- **What needs to be done**
Retype the records that come next, word for word.

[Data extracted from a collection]
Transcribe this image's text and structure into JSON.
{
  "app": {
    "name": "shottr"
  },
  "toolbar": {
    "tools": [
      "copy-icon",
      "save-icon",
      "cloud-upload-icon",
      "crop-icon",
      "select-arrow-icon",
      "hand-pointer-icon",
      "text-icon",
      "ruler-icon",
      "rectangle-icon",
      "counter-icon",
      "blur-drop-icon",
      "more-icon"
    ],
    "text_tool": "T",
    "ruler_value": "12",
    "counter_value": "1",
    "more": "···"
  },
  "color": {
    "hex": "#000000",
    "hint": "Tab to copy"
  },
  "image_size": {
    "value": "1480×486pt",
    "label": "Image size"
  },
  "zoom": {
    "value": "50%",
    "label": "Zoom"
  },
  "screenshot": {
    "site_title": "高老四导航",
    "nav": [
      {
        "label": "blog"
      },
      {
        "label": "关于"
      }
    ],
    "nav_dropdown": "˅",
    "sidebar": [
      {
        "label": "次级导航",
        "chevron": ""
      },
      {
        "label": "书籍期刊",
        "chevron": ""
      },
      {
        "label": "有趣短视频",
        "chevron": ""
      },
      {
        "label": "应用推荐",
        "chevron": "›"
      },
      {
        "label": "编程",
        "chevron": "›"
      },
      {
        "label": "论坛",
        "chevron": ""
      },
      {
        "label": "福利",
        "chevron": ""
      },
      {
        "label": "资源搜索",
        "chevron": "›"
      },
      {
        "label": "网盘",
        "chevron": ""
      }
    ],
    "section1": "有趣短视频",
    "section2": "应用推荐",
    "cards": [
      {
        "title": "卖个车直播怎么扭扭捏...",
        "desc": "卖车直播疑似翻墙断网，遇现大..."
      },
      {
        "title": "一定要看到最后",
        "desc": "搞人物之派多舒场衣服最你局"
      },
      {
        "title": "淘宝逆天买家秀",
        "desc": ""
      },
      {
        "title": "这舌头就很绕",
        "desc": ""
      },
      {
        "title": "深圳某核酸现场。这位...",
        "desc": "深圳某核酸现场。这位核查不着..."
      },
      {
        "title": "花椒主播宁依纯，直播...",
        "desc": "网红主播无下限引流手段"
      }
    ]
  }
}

- **Solution to this exercise**
Transcribe this image's text and structure into JSON.
{
  "app": {
    "name": "shottr"
  },
  "toolbar": {
    "tools": [
      "copy-icon",
      "save-icon",
      "cloud-upload-icon",
      "crop-icon",
      "select-arrow-icon",
      "hand-pointer-icon",
      "text-icon",
      "ruler-icon",
      "rectangle-icon",
      "counter-icon",
      "blur-drop-icon",
      "more-icon"
    ],
    "text_tool": "T",
    "ruler_value": "12",
    "counter_value": "1",
    "more": "···"
  },
  "color": {
    "hex": "#000000",
    "hint": "Tab to copy"
  },
  "image_size": {
    "value": "1480×486pt",
    "label": "Image size"
  },
  "zoom": {
    "value": "50%",
    "label": "Zoom"
  },
  "screenshot": {
    "site_title": "高老四导航",
    "nav": [
      {
        "label": "blog"
      },
      {
        "label": "关于"
      }
    ],
    "nav_dropdown": "˅",
    "sidebar": [
      {
        "label": "次级导航",
        "chevron": ""
      },
      {
        "label": "书籍期刊",
        "chevron": ""
      },
      {
        "label": "有趣短视频",
        "chevron": ""
      },
      {
        "label": "应用推荐",
        "chevron": "›"
      },
      {
        "label": "编程",
        "chevron": "›"
      },
      {
        "label": "论坛",
        "chevron": ""
      },
      {
        "label": "福利",
        "chevron": ""
      },
      {
        "label": "资源搜索",
        "chevron": "›"
      },
      {
        "label": "网盘",
        "chevron": ""
      }
    ],
    "section1": "有趣短视频",
    "section2": "应用推荐",
    "cards": [
      {
        "title": "卖个车直播怎么扭扭捏...",
        "desc": "卖车直播疑似翻墙断网，遇现大..."
      },
      {
        "title": "一定要看到最后",
        "desc": "搞人物之派多舒场衣服最你局"
      },
      {
        "title": "淘宝逆天买家秀",
        "desc": ""
      },
      {
        "title": "这舌头就很绕",
        "desc": ""
      },
      {
        "title": "深圳某核酸现场。这位...",
        "desc": "深圳某核酸现场。这位核查不着..."
      },
      {
        "title": "花椒主播宁依纯，直播...",
        "desc": "网红主播无下限引流手段"
      }
    ]
  }
}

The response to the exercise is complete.